Dataset excerpt:
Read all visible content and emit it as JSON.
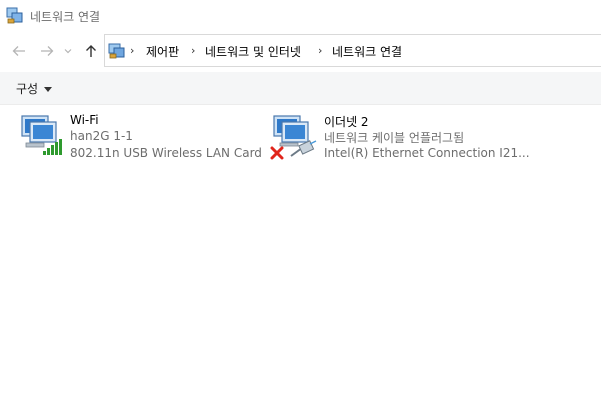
{
  "window": {
    "title": "네트워크 연결",
    "icon": "network-connections-icon"
  },
  "nav": {
    "back_icon": "back-arrow-icon",
    "forward_icon": "forward-arrow-icon",
    "recent_icon": "chevron-down-icon",
    "up_icon": "up-arrow-icon"
  },
  "address": {
    "icon": "control-panel-icon",
    "crumbs": [
      "제어판",
      "네트워크 및 인터넷",
      "네트워크 연결"
    ],
    "separator": "›"
  },
  "toolbar": {
    "organize_label": "구성"
  },
  "connections": [
    {
      "name": "Wi-Fi",
      "status": "han2G 1-1",
      "device": "802.11n USB Wireless LAN Card",
      "icon": "wifi-connection-icon",
      "signal_icon": "signal-bars-icon"
    },
    {
      "name": "이더넷 2",
      "status": "네트워크 케이블 언플러그됨",
      "device": "Intel(R) Ethernet Connection I21...",
      "icon": "ethernet-connection-icon",
      "error_icon": "disconnected-x-icon",
      "cable_icon": "ethernet-cable-icon"
    }
  ],
  "colors": {
    "error_red": "#e0251b",
    "signal_green": "#2e9a2e",
    "monitor_blue": "#2f79c9"
  }
}
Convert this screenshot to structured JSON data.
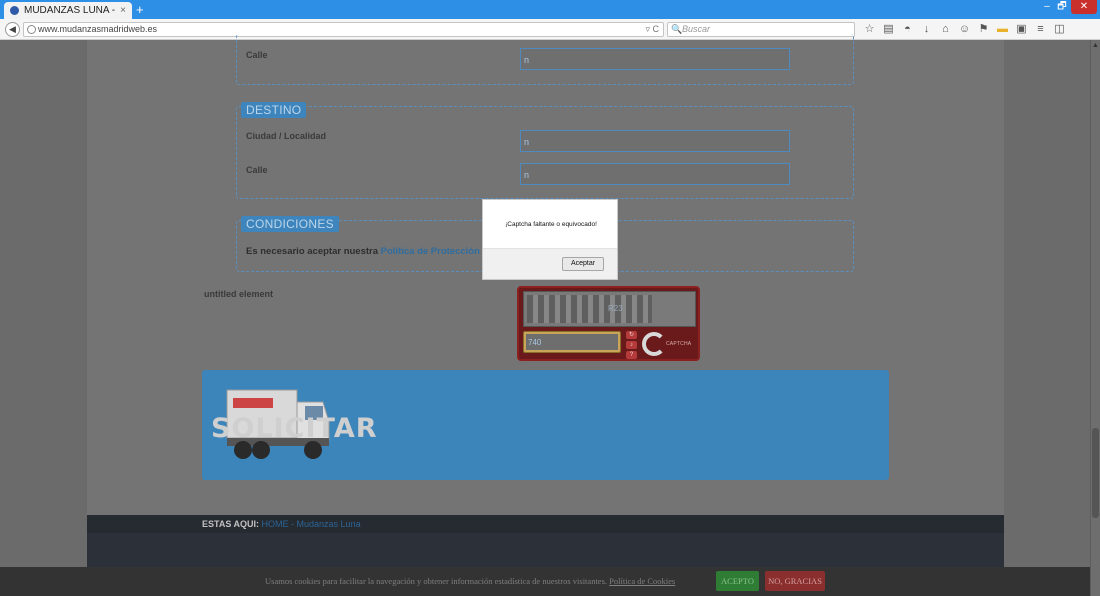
{
  "browser": {
    "tab_title": "MUDANZAS LUNA - EMPR...",
    "tab_close": "×",
    "new_tab": "+",
    "url": "www.mudanzasmadridweb.es",
    "search_placeholder": "Buscar",
    "window_controls": {
      "minimize": "–",
      "maximize": "🗗",
      "close": "✕"
    }
  },
  "form": {
    "origen_calle": {
      "label": "Calle",
      "value": "n"
    },
    "destino": {
      "legend": "DESTINO",
      "ciudad": {
        "label": "Ciudad / Localidad",
        "value": "n"
      },
      "calle": {
        "label": "Calle",
        "value": "n"
      }
    },
    "condiciones": {
      "legend": "CONDICIONES",
      "text": "Es necesario aceptar nuestra ",
      "link": "Política de Protección de Da"
    },
    "untitled_label": "untitled element",
    "captcha": {
      "code_shown": "R23",
      "input_value": "740",
      "logo_text": "CAPTCHA"
    },
    "banner_text": "SOLICITAR"
  },
  "footer": {
    "crumb_label": "ESTAS AQUI:",
    "crumb_home": "HOME",
    "crumb_sep": " - ",
    "crumb_current": "Mudanzas Luna"
  },
  "cookie_bar": {
    "message": "Usamos cookies para facilitar la navegación y obtener información estadística de nuestros visitantes. ",
    "policy_link": "Política de Cookies",
    "accept": "ACEPTO",
    "decline": "NO, GRACIAS"
  },
  "dialog": {
    "message": "¡Captcha faltante o equivocado!",
    "ok_label": "Aceptar"
  }
}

- _Exercise objective_
Using the material above, return every line exactly as it appears, minus the pictures.

- _Exercise solution_
Read all visible content and emit it as JSON.
{
  "window": {
    "title": "네트워크 연결",
    "icon": "network-connections-icon"
  },
  "nav": {
    "back_icon": "back-arrow-icon",
    "forward_icon": "forward-arrow-icon",
    "recent_icon": "chevron-down-icon",
    "up_icon": "up-arrow-icon"
  },
  "address": {
    "icon": "control-panel-icon",
    "crumbs": [
      "제어판",
      "네트워크 및 인터넷",
      "네트워크 연결"
    ],
    "separator": "›"
  },
  "toolbar": {
    "organize_label": "구성"
  },
  "connections": [
    {
      "name": "Wi-Fi",
      "status": "han2G 1-1",
      "device": "802.11n USB Wireless LAN Card",
      "icon": "wifi-connection-icon",
      "signal_icon": "signal-bars-icon"
    },
    {
      "name": "이더넷 2",
      "status": "네트워크 케이블 언플러그됨",
      "device": "Intel(R) Ethernet Connection I21...",
      "icon": "ethernet-connection-icon",
      "error_icon": "disconnected-x-icon",
      "cable_icon": "ethernet-cable-icon"
    }
  ],
  "colors": {
    "error_red": "#e0251b",
    "signal_green": "#2e9a2e",
    "monitor_blue": "#2f79c9"
  }
}
Convert this screenshot to structured JSON data.
{
  "browser": {
    "tab_title": "MUDANZAS LUNA - EMPR...",
    "tab_close": "×",
    "new_tab": "+",
    "url": "www.mudanzasmadridweb.es",
    "search_placeholder": "Buscar",
    "window_controls": {
      "minimize": "–",
      "maximize": "🗗",
      "close": "✕"
    }
  },
  "form": {
    "origen_calle": {
      "label": "Calle",
      "value": "n"
    },
    "destino": {
      "legend": "DESTINO",
      "ciudad": {
        "label": "Ciudad / Localidad",
        "value": "n"
      },
      "calle": {
        "label": "Calle",
        "value": "n"
      }
    },
    "condiciones": {
      "legend": "CONDICIONES",
      "text": "Es necesario aceptar nuestra ",
      "link": "Política de Protección de Da"
    },
    "untitled_label": "untitled element",
    "captcha": {
      "code_shown": "R23",
      "input_value": "740",
      "logo_text": "CAPTCHA"
    },
    "banner_text": "SOLICITAR"
  },
  "footer": {
    "crumb_label": "ESTAS AQUI:",
    "crumb_home": "HOME",
    "crumb_sep": " - ",
    "crumb_current": "Mudanzas Luna"
  },
  "cookie_bar": {
    "message": "Usamos cookies para facilitar la navegación y obtener información estadística de nuestros visitantes. ",
    "policy_link": "Política de Cookies",
    "accept": "ACEPTO",
    "decline": "NO, GRACIAS"
  },
  "dialog": {
    "message": "¡Captcha faltante o equivocado!",
    "ok_label": "Aceptar"
  }
}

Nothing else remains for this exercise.